=== Extracted material ===
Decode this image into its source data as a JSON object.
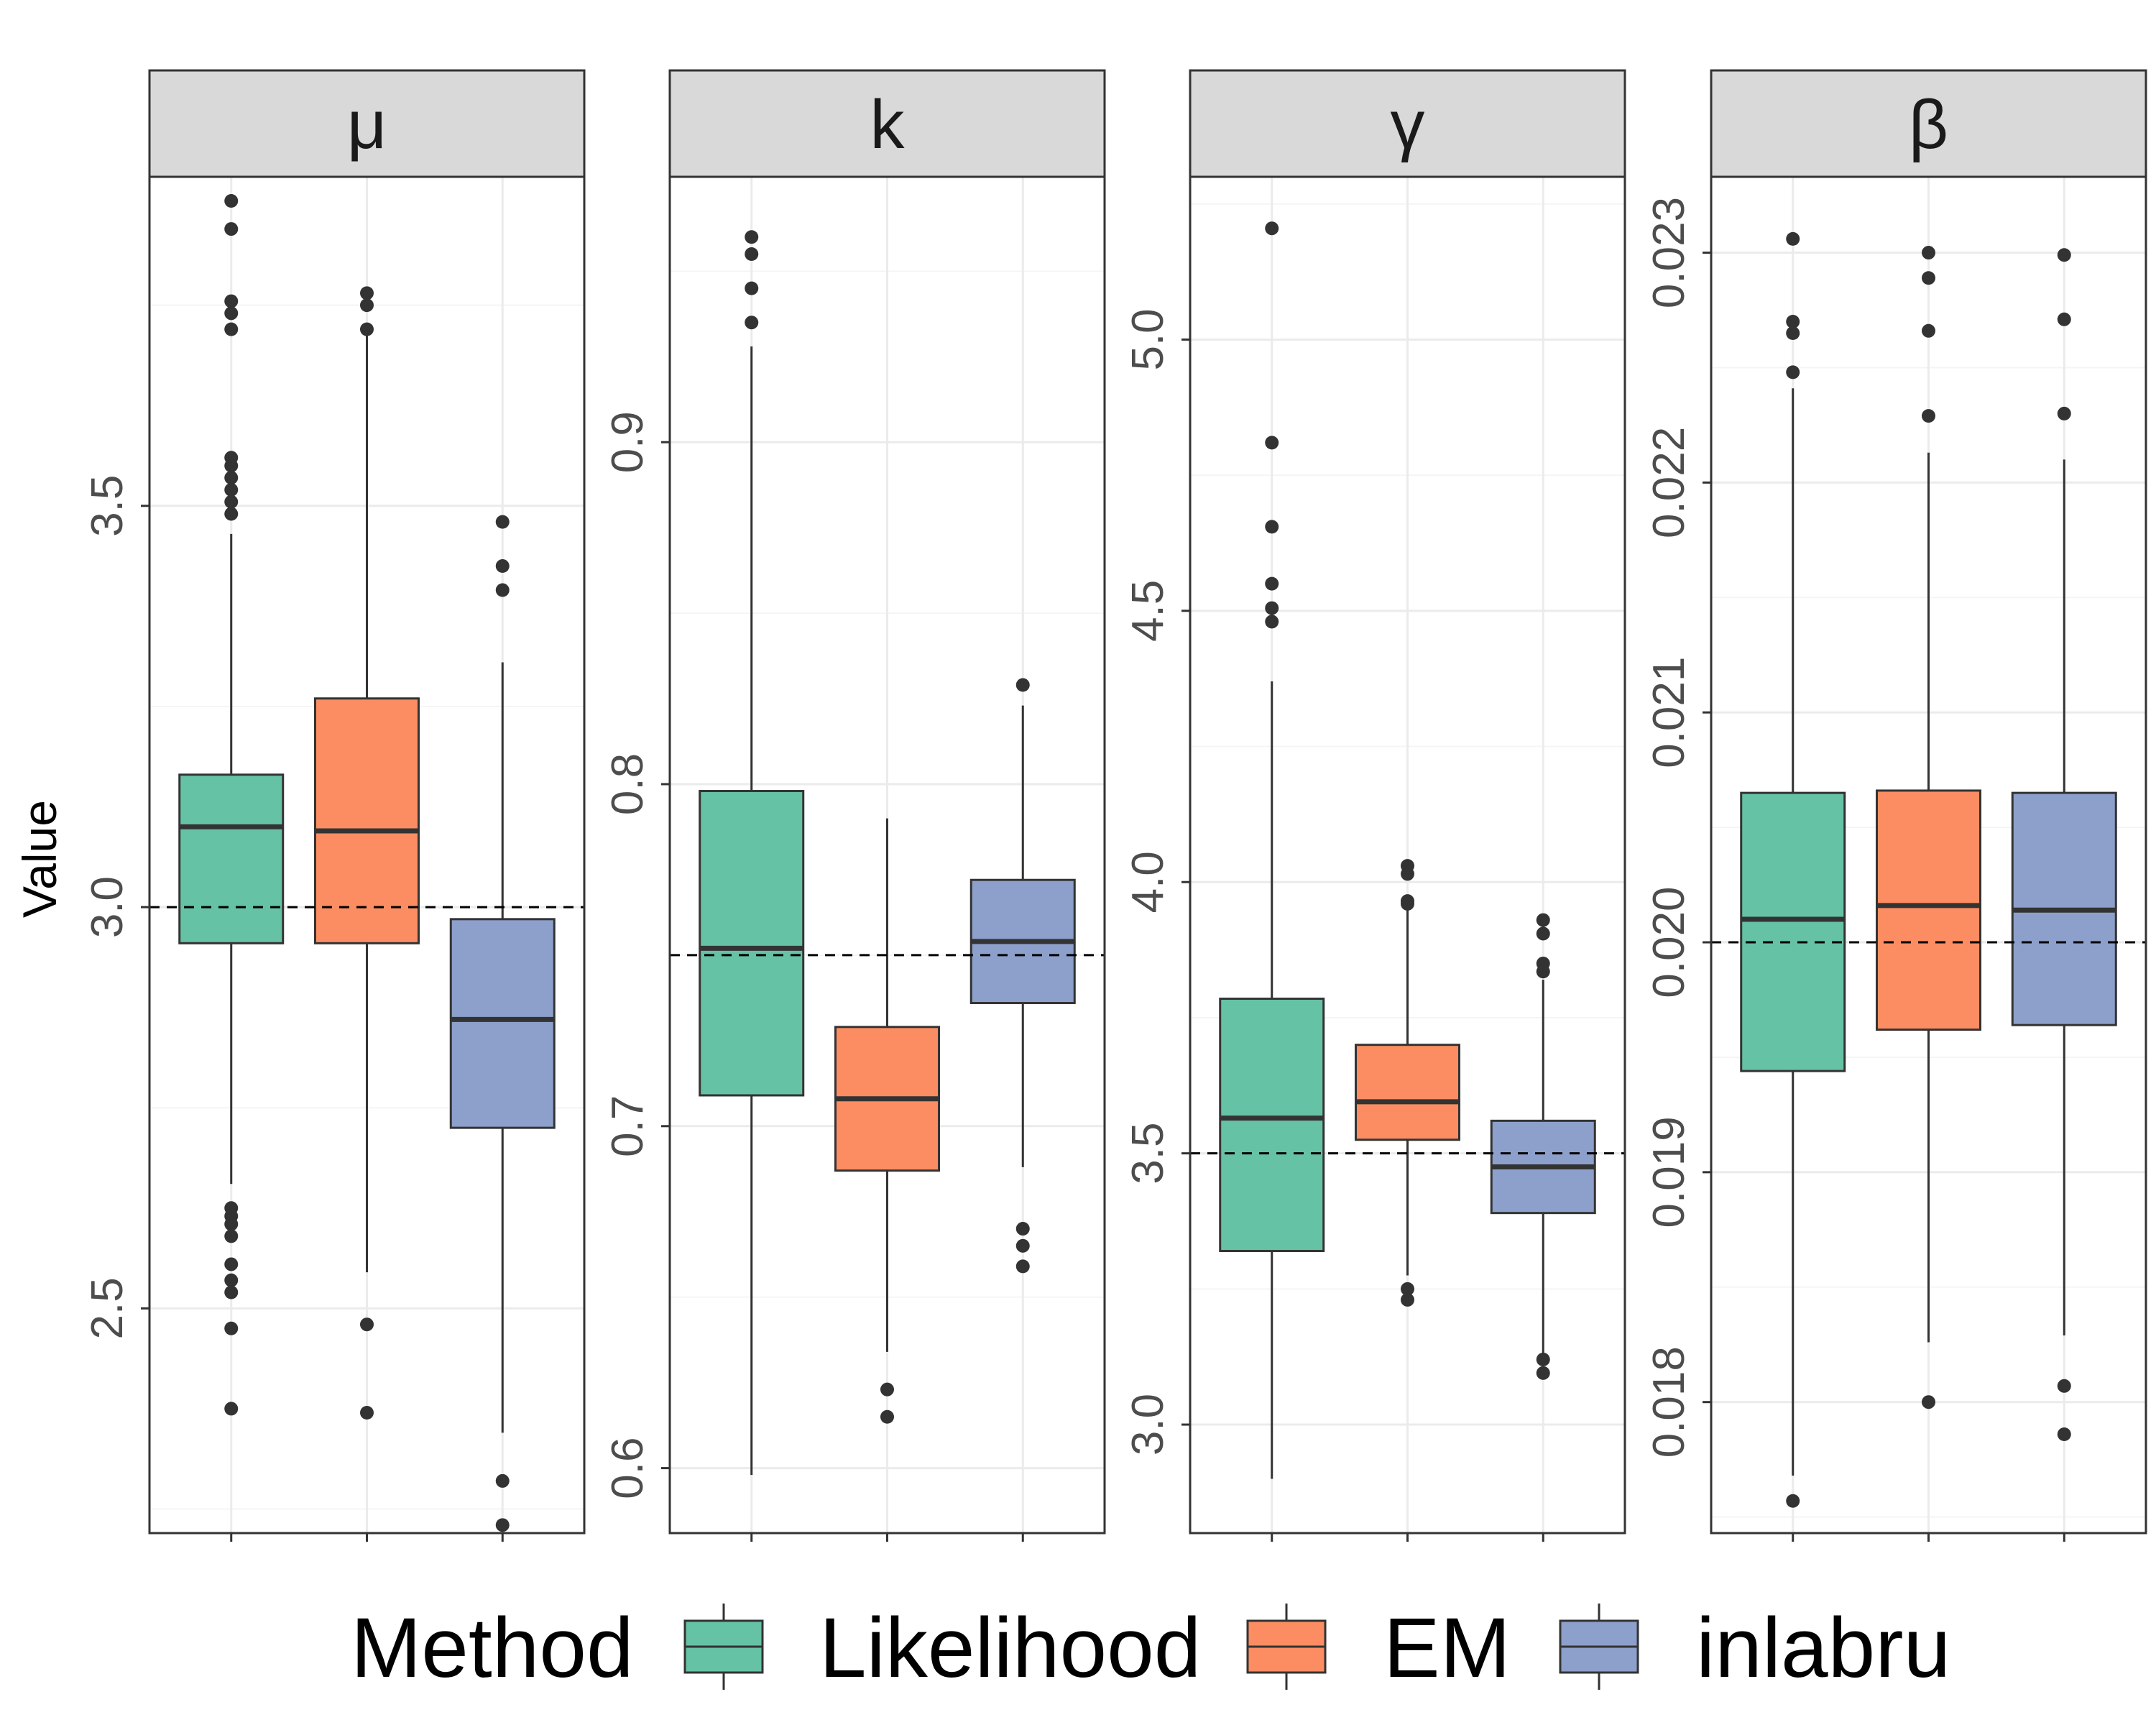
{
  "chart_data": {
    "type": "boxplot",
    "y_axis_title": "Value",
    "legend": {
      "title": "Method",
      "position": "bottom",
      "entries": [
        {
          "label": "Likelihood",
          "color": "#66C2A5"
        },
        {
          "label": "EM",
          "color": "#FC8D62"
        },
        {
          "label": "inlabru",
          "color": "#8DA0CB"
        }
      ]
    },
    "colors": {
      "strip_background": "#D9D9D9",
      "panel_border": "#333333",
      "grid_major": "#EBEBEB",
      "grid_minor": "#F5F5F5",
      "box_line": "#333333",
      "reference_line": "#000000"
    },
    "facets": [
      {
        "strip_label": "μ",
        "ylim": [
          2.22,
          3.91
        ],
        "true_value": 3.0,
        "ticks": [
          {
            "value": 2.5,
            "label": "2.5"
          },
          {
            "value": 3.0,
            "label": "3.0"
          },
          {
            "value": 3.5,
            "label": "3.5"
          }
        ],
        "minor_ticks": [
          2.25,
          2.75,
          3.25,
          3.75
        ],
        "boxes": [
          {
            "method": "Likelihood",
            "q1": 2.955,
            "median": 3.1,
            "q3": 3.165,
            "whisker_low": 2.655,
            "whisker_high": 3.465,
            "outliers": [
              3.88,
              3.845,
              3.755,
              3.74,
              3.72,
              3.56,
              3.55,
              3.535,
              3.52,
              3.505,
              3.49,
              2.625,
              2.615,
              2.605,
              2.59,
              2.555,
              2.535,
              2.52,
              2.475,
              2.375
            ]
          },
          {
            "method": "EM",
            "q1": 2.955,
            "median": 3.095,
            "q3": 3.26,
            "whisker_low": 2.545,
            "whisker_high": 3.72,
            "outliers": [
              3.765,
              3.75,
              3.72,
              2.48,
              2.37
            ]
          },
          {
            "method": "inlabru",
            "q1": 2.725,
            "median": 2.86,
            "q3": 2.985,
            "whisker_low": 2.345,
            "whisker_high": 3.305,
            "outliers": [
              3.48,
              3.425,
              3.395,
              2.285,
              2.23
            ]
          }
        ]
      },
      {
        "strip_label": "k",
        "ylim": [
          0.581,
          0.9776
        ],
        "true_value": 0.75,
        "ticks": [
          {
            "value": 0.6,
            "label": "0.6"
          },
          {
            "value": 0.7,
            "label": "0.7"
          },
          {
            "value": 0.8,
            "label": "0.8"
          },
          {
            "value": 0.9,
            "label": "0.9"
          }
        ],
        "minor_ticks": [
          0.65,
          0.75,
          0.85,
          0.95
        ],
        "boxes": [
          {
            "method": "Likelihood",
            "q1": 0.709,
            "median": 0.752,
            "q3": 0.798,
            "whisker_low": 0.598,
            "whisker_high": 0.928,
            "outliers": [
              0.96,
              0.955,
              0.945,
              0.935
            ]
          },
          {
            "method": "EM",
            "q1": 0.687,
            "median": 0.708,
            "q3": 0.729,
            "whisker_low": 0.634,
            "whisker_high": 0.79,
            "outliers": [
              0.623,
              0.615
            ]
          },
          {
            "method": "inlabru",
            "q1": 0.736,
            "median": 0.754,
            "q3": 0.772,
            "whisker_low": 0.688,
            "whisker_high": 0.823,
            "outliers": [
              0.829,
              0.67,
              0.665,
              0.659
            ]
          }
        ]
      },
      {
        "strip_label": "γ",
        "ylim": [
          2.8,
          5.3
        ],
        "true_value": 3.5,
        "ticks": [
          {
            "value": 3.0,
            "label": "3.0"
          },
          {
            "value": 3.5,
            "label": "3.5"
          },
          {
            "value": 4.0,
            "label": "4.0"
          },
          {
            "value": 4.5,
            "label": "4.5"
          },
          {
            "value": 5.0,
            "label": "5.0"
          }
        ],
        "minor_ticks": [
          3.25,
          3.75,
          4.25,
          4.75,
          5.25
        ],
        "boxes": [
          {
            "method": "Likelihood",
            "q1": 3.32,
            "median": 3.565,
            "q3": 3.785,
            "whisker_low": 2.9,
            "whisker_high": 4.37,
            "outliers": [
              5.205,
              4.81,
              4.655,
              4.55,
              4.505,
              4.48
            ]
          },
          {
            "method": "EM",
            "q1": 3.525,
            "median": 3.595,
            "q3": 3.7,
            "whisker_low": 3.275,
            "whisker_high": 3.97,
            "outliers": [
              4.03,
              4.015,
              3.965,
              3.96,
              3.25,
              3.23
            ]
          },
          {
            "method": "inlabru",
            "q1": 3.39,
            "median": 3.475,
            "q3": 3.56,
            "whisker_low": 3.125,
            "whisker_high": 3.82,
            "outliers": [
              3.93,
              3.905,
              3.85,
              3.835,
              3.12,
              3.095
            ]
          }
        ]
      },
      {
        "strip_label": "β",
        "ylim": [
          0.01743,
          0.02333
        ],
        "true_value": 0.02,
        "ticks": [
          {
            "value": 0.018,
            "label": "0.018"
          },
          {
            "value": 0.019,
            "label": "0.019"
          },
          {
            "value": 0.02,
            "label": "0.020"
          },
          {
            "value": 0.021,
            "label": "0.021"
          },
          {
            "value": 0.022,
            "label": "0.022"
          },
          {
            "value": 0.023,
            "label": "0.023"
          }
        ],
        "minor_ticks": [
          0.0175,
          0.0185,
          0.0195,
          0.0205,
          0.0215,
          0.0225
        ],
        "boxes": [
          {
            "method": "Likelihood",
            "q1": 0.01944,
            "median": 0.0201,
            "q3": 0.02065,
            "whisker_low": 0.01768,
            "whisker_high": 0.02241,
            "outliers": [
              0.02306,
              0.0227,
              0.02265,
              0.02248,
              0.01757
            ]
          },
          {
            "method": "EM",
            "q1": 0.01962,
            "median": 0.02016,
            "q3": 0.02066,
            "whisker_low": 0.01826,
            "whisker_high": 0.02213,
            "outliers": [
              0.023,
              0.02289,
              0.02266,
              0.02229,
              0.018
            ]
          },
          {
            "method": "inlabru",
            "q1": 0.01964,
            "median": 0.02014,
            "q3": 0.02065,
            "whisker_low": 0.01829,
            "whisker_high": 0.0221,
            "outliers": [
              0.02299,
              0.02271,
              0.0223,
              0.01807,
              0.01786
            ]
          }
        ]
      }
    ]
  }
}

=== Aim of the exercise ===
Omit the pictures and give the material again, exactly and in full.

=== Response to the exercise ===
Decode this image into its source data as a JSON object.
{
  "chart_data": {
    "type": "boxplot",
    "y_axis_title": "Value",
    "legend": {
      "title": "Method",
      "position": "bottom",
      "entries": [
        {
          "label": "Likelihood",
          "color": "#66C2A5"
        },
        {
          "label": "EM",
          "color": "#FC8D62"
        },
        {
          "label": "inlabru",
          "color": "#8DA0CB"
        }
      ]
    },
    "colors": {
      "strip_background": "#D9D9D9",
      "panel_border": "#333333",
      "grid_major": "#EBEBEB",
      "grid_minor": "#F5F5F5",
      "box_line": "#333333",
      "reference_line": "#000000"
    },
    "facets": [
      {
        "strip_label": "μ",
        "ylim": [
          2.22,
          3.91
        ],
        "true_value": 3.0,
        "ticks": [
          {
            "value": 2.5,
            "label": "2.5"
          },
          {
            "value": 3.0,
            "label": "3.0"
          },
          {
            "value": 3.5,
            "label": "3.5"
          }
        ],
        "minor_ticks": [
          2.25,
          2.75,
          3.25,
          3.75
        ],
        "boxes": [
          {
            "method": "Likelihood",
            "q1": 2.955,
            "median": 3.1,
            "q3": 3.165,
            "whisker_low": 2.655,
            "whisker_high": 3.465,
            "outliers": [
              3.88,
              3.845,
              3.755,
              3.74,
              3.72,
              3.56,
              3.55,
              3.535,
              3.52,
              3.505,
              3.49,
              2.625,
              2.615,
              2.605,
              2.59,
              2.555,
              2.535,
              2.52,
              2.475,
              2.375
            ]
          },
          {
            "method": "EM",
            "q1": 2.955,
            "median": 3.095,
            "q3": 3.26,
            "whisker_low": 2.545,
            "whisker_high": 3.72,
            "outliers": [
              3.765,
              3.75,
              3.72,
              2.48,
              2.37
            ]
          },
          {
            "method": "inlabru",
            "q1": 2.725,
            "median": 2.86,
            "q3": 2.985,
            "whisker_low": 2.345,
            "whisker_high": 3.305,
            "outliers": [
              3.48,
              3.425,
              3.395,
              2.285,
              2.23
            ]
          }
        ]
      },
      {
        "strip_label": "k",
        "ylim": [
          0.581,
          0.9776
        ],
        "true_value": 0.75,
        "ticks": [
          {
            "value": 0.6,
            "label": "0.6"
          },
          {
            "value": 0.7,
            "label": "0.7"
          },
          {
            "value": 0.8,
            "label": "0.8"
          },
          {
            "value": 0.9,
            "label": "0.9"
          }
        ],
        "minor_ticks": [
          0.65,
          0.75,
          0.85,
          0.95
        ],
        "boxes": [
          {
            "method": "Likelihood",
            "q1": 0.709,
            "median": 0.752,
            "q3": 0.798,
            "whisker_low": 0.598,
            "whisker_high": 0.928,
            "outliers": [
              0.96,
              0.955,
              0.945,
              0.935
            ]
          },
          {
            "method": "EM",
            "q1": 0.687,
            "median": 0.708,
            "q3": 0.729,
            "whisker_low": 0.634,
            "whisker_high": 0.79,
            "outliers": [
              0.623,
              0.615
            ]
          },
          {
            "method": "inlabru",
            "q1": 0.736,
            "median": 0.754,
            "q3": 0.772,
            "whisker_low": 0.688,
            "whisker_high": 0.823,
            "outliers": [
              0.829,
              0.67,
              0.665,
              0.659
            ]
          }
        ]
      },
      {
        "strip_label": "γ",
        "ylim": [
          2.8,
          5.3
        ],
        "true_value": 3.5,
        "ticks": [
          {
            "value": 3.0,
            "label": "3.0"
          },
          {
            "value": 3.5,
            "label": "3.5"
          },
          {
            "value": 4.0,
            "label": "4.0"
          },
          {
            "value": 4.5,
            "label": "4.5"
          },
          {
            "value": 5.0,
            "label": "5.0"
          }
        ],
        "minor_ticks": [
          3.25,
          3.75,
          4.25,
          4.75,
          5.25
        ],
        "boxes": [
          {
            "method": "Likelihood",
            "q1": 3.32,
            "median": 3.565,
            "q3": 3.785,
            "whisker_low": 2.9,
            "whisker_high": 4.37,
            "outliers": [
              5.205,
              4.81,
              4.655,
              4.55,
              4.505,
              4.48
            ]
          },
          {
            "method": "EM",
            "q1": 3.525,
            "median": 3.595,
            "q3": 3.7,
            "whisker_low": 3.275,
            "whisker_high": 3.97,
            "outliers": [
              4.03,
              4.015,
              3.965,
              3.96,
              3.25,
              3.23
            ]
          },
          {
            "method": "inlabru",
            "q1": 3.39,
            "median": 3.475,
            "q3": 3.56,
            "whisker_low": 3.125,
            "whisker_high": 3.82,
            "outliers": [
              3.93,
              3.905,
              3.85,
              3.835,
              3.12,
              3.095
            ]
          }
        ]
      },
      {
        "strip_label": "β",
        "ylim": [
          0.01743,
          0.02333
        ],
        "true_value": 0.02,
        "ticks": [
          {
            "value": 0.018,
            "label": "0.018"
          },
          {
            "value": 0.019,
            "label": "0.019"
          },
          {
            "value": 0.02,
            "label": "0.020"
          },
          {
            "value": 0.021,
            "label": "0.021"
          },
          {
            "value": 0.022,
            "label": "0.022"
          },
          {
            "value": 0.023,
            "label": "0.023"
          }
        ],
        "minor_ticks": [
          0.0175,
          0.0185,
          0.0195,
          0.0205,
          0.0215,
          0.0225
        ],
        "boxes": [
          {
            "method": "Likelihood",
            "q1": 0.01944,
            "median": 0.0201,
            "q3": 0.02065,
            "whisker_low": 0.01768,
            "whisker_high": 0.02241,
            "outliers": [
              0.02306,
              0.0227,
              0.02265,
              0.02248,
              0.01757
            ]
          },
          {
            "method": "EM",
            "q1": 0.01962,
            "median": 0.02016,
            "q3": 0.02066,
            "whisker_low": 0.01826,
            "whisker_high": 0.02213,
            "outliers": [
              0.023,
              0.02289,
              0.02266,
              0.02229,
              0.018
            ]
          },
          {
            "method": "inlabru",
            "q1": 0.01964,
            "median": 0.02014,
            "q3": 0.02065,
            "whisker_low": 0.01829,
            "whisker_high": 0.0221,
            "outliers": [
              0.02299,
              0.02271,
              0.0223,
              0.01807,
              0.01786
            ]
          }
        ]
      }
    ]
  }
}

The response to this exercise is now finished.